• STATED TASK:
Wherever a line holds the word "marker", copy that line out.

-- begin PROVIDED RECORDS --

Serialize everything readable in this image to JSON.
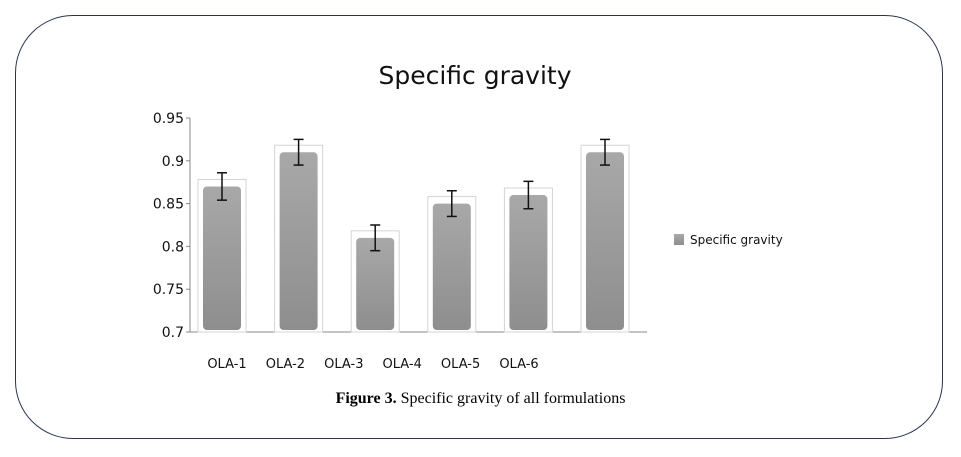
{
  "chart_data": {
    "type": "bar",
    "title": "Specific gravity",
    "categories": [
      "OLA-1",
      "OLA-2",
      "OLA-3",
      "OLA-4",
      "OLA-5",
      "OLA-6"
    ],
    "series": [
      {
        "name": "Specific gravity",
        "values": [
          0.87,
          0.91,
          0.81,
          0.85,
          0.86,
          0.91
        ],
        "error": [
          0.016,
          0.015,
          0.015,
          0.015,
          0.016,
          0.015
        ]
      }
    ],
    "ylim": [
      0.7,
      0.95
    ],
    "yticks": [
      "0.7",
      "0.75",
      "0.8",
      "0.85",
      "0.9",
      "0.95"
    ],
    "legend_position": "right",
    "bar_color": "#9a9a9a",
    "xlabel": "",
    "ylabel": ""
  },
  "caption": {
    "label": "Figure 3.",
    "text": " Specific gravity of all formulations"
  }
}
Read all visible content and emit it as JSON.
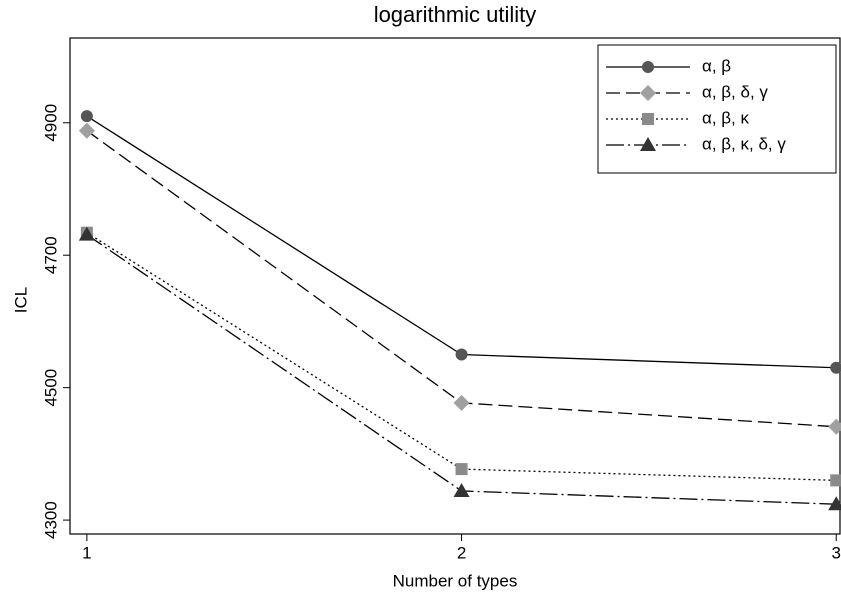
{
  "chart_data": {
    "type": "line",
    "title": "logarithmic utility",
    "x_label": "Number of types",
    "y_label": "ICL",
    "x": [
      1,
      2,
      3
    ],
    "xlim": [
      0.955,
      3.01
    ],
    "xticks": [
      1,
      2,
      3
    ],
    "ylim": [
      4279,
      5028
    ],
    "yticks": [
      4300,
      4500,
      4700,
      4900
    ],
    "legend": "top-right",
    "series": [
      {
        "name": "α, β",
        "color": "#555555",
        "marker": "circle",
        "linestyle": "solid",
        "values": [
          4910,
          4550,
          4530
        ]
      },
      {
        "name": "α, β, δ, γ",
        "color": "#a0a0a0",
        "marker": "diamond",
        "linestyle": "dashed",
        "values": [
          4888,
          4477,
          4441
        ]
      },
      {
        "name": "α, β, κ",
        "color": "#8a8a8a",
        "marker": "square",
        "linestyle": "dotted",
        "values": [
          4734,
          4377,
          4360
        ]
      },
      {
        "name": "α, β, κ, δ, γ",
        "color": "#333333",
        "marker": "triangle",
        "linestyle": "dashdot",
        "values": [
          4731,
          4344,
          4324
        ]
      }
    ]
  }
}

-- end PROVIDED RECORDS --
-- begin PROVIDED RECORDS --

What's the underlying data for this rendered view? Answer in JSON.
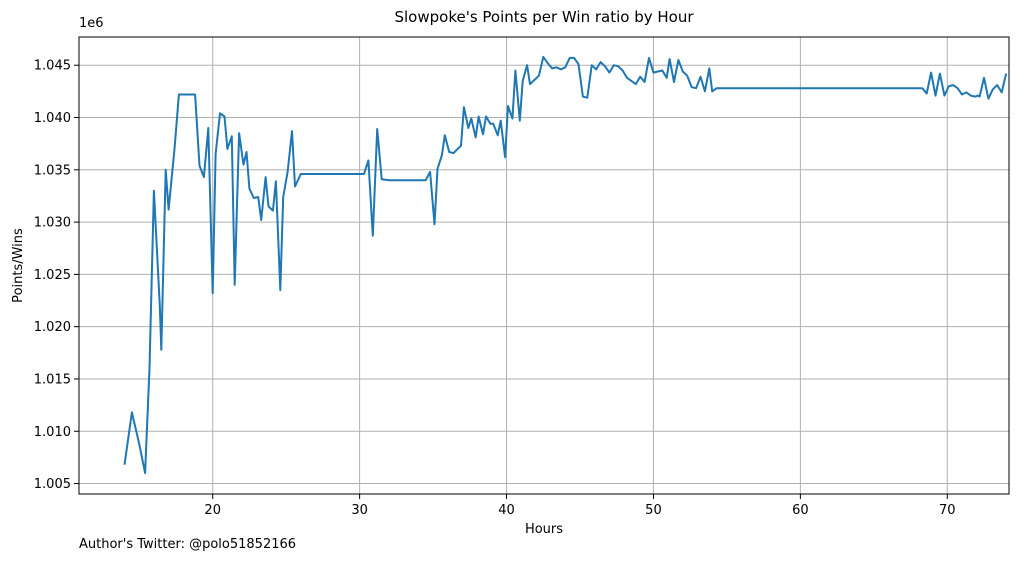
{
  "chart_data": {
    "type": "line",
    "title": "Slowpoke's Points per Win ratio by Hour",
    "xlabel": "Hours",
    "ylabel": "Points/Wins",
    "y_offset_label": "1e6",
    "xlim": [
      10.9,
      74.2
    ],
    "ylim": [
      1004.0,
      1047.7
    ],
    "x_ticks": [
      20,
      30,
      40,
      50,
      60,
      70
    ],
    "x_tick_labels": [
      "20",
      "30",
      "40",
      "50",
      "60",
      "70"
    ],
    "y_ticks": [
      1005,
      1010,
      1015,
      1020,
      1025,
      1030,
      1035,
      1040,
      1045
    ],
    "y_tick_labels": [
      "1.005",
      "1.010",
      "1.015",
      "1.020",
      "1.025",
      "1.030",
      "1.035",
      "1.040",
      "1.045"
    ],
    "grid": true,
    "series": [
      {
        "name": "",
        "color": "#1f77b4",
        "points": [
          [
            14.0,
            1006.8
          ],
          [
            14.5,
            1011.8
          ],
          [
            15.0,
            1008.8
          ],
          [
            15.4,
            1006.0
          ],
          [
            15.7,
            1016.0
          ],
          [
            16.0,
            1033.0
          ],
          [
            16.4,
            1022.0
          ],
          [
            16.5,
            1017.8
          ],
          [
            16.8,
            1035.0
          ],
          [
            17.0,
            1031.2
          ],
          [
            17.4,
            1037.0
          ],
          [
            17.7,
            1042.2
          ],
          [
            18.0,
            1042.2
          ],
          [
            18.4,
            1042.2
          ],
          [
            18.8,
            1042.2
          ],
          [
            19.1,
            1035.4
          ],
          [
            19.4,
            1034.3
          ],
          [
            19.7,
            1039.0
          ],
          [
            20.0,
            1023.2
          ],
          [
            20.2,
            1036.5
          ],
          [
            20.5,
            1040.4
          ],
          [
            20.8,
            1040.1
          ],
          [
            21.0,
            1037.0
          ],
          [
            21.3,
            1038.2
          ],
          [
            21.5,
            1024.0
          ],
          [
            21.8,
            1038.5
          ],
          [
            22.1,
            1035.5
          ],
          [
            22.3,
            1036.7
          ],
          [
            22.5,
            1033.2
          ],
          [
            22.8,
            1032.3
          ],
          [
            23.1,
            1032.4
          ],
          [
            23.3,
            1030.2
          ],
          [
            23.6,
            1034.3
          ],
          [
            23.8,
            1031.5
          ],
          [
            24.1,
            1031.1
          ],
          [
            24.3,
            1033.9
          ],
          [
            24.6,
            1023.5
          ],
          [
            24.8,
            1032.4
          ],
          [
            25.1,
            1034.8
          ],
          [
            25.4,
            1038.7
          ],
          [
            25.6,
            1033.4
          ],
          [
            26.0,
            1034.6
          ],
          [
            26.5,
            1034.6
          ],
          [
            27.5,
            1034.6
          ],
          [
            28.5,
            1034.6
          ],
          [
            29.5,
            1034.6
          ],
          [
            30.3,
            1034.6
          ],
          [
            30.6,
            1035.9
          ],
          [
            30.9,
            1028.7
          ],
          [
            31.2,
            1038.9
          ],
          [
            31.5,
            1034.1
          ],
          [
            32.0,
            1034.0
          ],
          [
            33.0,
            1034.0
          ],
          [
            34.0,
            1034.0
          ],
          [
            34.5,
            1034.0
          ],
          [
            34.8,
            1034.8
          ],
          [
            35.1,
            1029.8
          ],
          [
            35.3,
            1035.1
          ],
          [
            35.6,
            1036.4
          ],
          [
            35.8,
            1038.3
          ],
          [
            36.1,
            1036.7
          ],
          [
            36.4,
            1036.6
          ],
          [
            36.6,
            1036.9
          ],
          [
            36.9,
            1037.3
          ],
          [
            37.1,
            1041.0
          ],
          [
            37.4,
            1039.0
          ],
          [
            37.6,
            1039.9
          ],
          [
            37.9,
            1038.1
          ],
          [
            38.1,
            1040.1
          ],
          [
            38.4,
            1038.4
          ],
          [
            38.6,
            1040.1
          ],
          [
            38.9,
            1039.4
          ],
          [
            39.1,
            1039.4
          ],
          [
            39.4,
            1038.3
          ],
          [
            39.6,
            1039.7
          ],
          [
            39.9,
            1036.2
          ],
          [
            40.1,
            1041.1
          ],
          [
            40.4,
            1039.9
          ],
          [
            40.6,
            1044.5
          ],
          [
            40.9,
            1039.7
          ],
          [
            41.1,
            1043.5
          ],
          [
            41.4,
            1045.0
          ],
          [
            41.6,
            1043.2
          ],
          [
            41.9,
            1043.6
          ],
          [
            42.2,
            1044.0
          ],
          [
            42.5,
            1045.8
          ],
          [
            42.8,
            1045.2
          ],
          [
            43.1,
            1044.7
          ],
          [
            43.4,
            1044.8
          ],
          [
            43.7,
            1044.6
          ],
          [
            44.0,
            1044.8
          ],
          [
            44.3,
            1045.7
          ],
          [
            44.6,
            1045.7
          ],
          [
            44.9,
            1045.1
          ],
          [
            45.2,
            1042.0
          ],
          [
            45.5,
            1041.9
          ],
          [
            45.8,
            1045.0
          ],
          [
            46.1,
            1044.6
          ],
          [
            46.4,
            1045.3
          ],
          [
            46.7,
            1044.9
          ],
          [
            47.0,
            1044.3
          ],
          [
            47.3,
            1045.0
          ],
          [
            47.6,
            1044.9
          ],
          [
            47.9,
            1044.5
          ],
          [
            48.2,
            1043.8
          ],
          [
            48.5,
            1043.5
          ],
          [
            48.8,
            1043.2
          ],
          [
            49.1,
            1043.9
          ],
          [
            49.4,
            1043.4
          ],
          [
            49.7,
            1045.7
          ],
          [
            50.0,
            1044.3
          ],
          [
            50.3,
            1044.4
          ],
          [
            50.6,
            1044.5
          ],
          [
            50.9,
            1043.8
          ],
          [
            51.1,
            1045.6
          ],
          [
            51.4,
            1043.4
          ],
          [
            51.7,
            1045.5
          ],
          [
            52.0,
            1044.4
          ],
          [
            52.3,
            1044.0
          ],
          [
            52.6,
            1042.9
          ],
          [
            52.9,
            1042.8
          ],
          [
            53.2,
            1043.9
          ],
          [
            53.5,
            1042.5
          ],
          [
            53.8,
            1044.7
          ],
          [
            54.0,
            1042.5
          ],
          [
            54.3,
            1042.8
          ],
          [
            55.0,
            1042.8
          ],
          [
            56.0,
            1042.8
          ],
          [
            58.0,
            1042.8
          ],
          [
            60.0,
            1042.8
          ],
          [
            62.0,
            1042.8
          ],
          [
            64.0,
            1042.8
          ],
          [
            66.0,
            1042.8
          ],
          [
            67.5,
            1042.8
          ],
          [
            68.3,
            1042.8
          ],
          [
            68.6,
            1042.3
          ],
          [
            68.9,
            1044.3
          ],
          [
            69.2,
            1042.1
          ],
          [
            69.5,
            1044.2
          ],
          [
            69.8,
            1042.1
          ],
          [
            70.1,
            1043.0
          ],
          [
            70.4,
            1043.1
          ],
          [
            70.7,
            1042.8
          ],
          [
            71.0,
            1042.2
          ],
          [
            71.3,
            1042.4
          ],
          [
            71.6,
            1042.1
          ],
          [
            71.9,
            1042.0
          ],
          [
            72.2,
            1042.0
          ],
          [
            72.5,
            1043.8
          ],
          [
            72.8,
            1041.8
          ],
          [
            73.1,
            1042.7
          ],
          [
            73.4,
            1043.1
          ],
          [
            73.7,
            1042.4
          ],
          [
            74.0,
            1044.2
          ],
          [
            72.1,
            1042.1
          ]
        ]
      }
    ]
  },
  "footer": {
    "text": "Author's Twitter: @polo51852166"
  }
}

-- end PROVIDED RECORDS --

• EXPECTED OUTPUT:
        "marker": "circle",
        "marker": "diamond",
        "marker": "square",
        "marker": "triangle",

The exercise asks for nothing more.